### PROBLEM TO SOLVE
Below are the records; pull every line that includes "туризма".

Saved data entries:

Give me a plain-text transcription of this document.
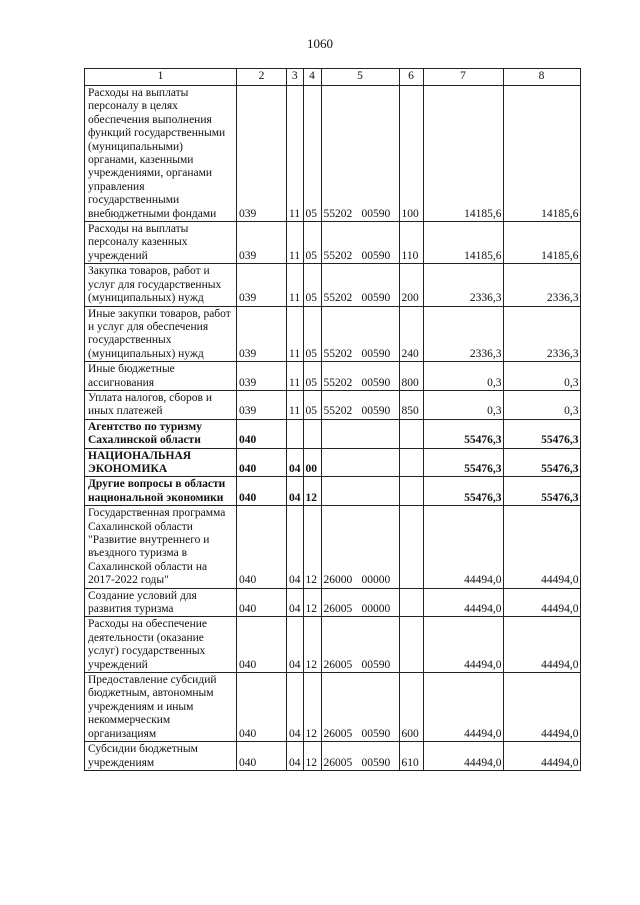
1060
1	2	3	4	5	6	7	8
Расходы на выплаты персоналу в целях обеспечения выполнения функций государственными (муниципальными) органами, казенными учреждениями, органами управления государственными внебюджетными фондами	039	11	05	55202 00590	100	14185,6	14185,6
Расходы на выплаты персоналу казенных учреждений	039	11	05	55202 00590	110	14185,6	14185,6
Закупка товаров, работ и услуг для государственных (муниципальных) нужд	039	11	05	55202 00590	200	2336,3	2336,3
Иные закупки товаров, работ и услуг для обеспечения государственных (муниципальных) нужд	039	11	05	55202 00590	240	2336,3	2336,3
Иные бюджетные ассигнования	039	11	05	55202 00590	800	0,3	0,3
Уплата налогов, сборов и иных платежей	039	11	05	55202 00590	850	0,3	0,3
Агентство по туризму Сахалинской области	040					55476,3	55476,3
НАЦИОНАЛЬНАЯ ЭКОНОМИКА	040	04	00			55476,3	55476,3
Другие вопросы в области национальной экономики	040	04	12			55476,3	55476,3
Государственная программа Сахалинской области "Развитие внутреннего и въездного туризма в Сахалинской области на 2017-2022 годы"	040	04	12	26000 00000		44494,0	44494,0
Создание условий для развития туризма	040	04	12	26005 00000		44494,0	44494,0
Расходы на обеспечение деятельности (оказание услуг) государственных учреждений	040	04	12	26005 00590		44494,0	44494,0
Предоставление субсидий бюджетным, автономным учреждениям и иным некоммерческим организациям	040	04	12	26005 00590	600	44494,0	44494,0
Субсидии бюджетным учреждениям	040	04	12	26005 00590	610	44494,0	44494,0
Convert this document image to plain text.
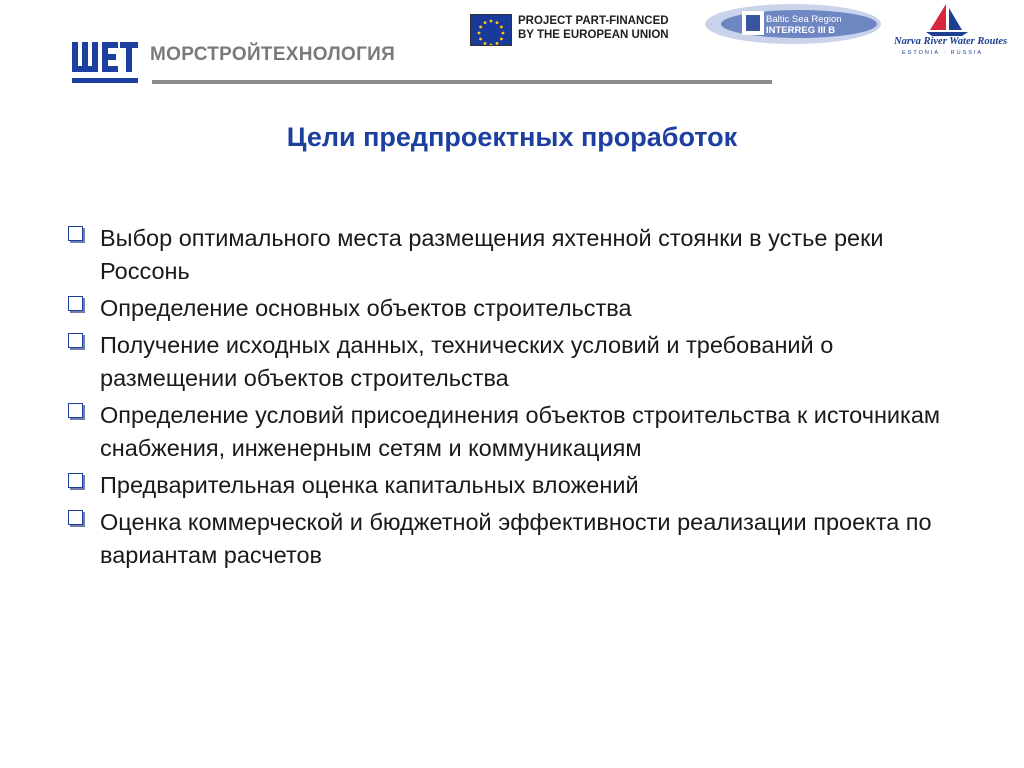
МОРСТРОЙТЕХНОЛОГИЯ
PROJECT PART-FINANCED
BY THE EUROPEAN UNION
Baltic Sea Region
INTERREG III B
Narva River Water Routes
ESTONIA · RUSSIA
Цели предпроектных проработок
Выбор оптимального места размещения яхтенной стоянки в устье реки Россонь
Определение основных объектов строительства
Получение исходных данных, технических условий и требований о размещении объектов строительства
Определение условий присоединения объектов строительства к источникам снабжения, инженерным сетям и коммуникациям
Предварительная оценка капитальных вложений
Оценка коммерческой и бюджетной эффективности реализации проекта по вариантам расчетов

### SOLUTION FOR THIS EXERCISE
Государственная программа Сахалинской области "Развитие внутреннего и въездного туризма в Сахалинской области на 2017-2022 годы"	040	04	12	26000 00000		44494,0	44494,0
Создание условий для развития туризма	040	04	12	26005 00000		44494,0	44494,0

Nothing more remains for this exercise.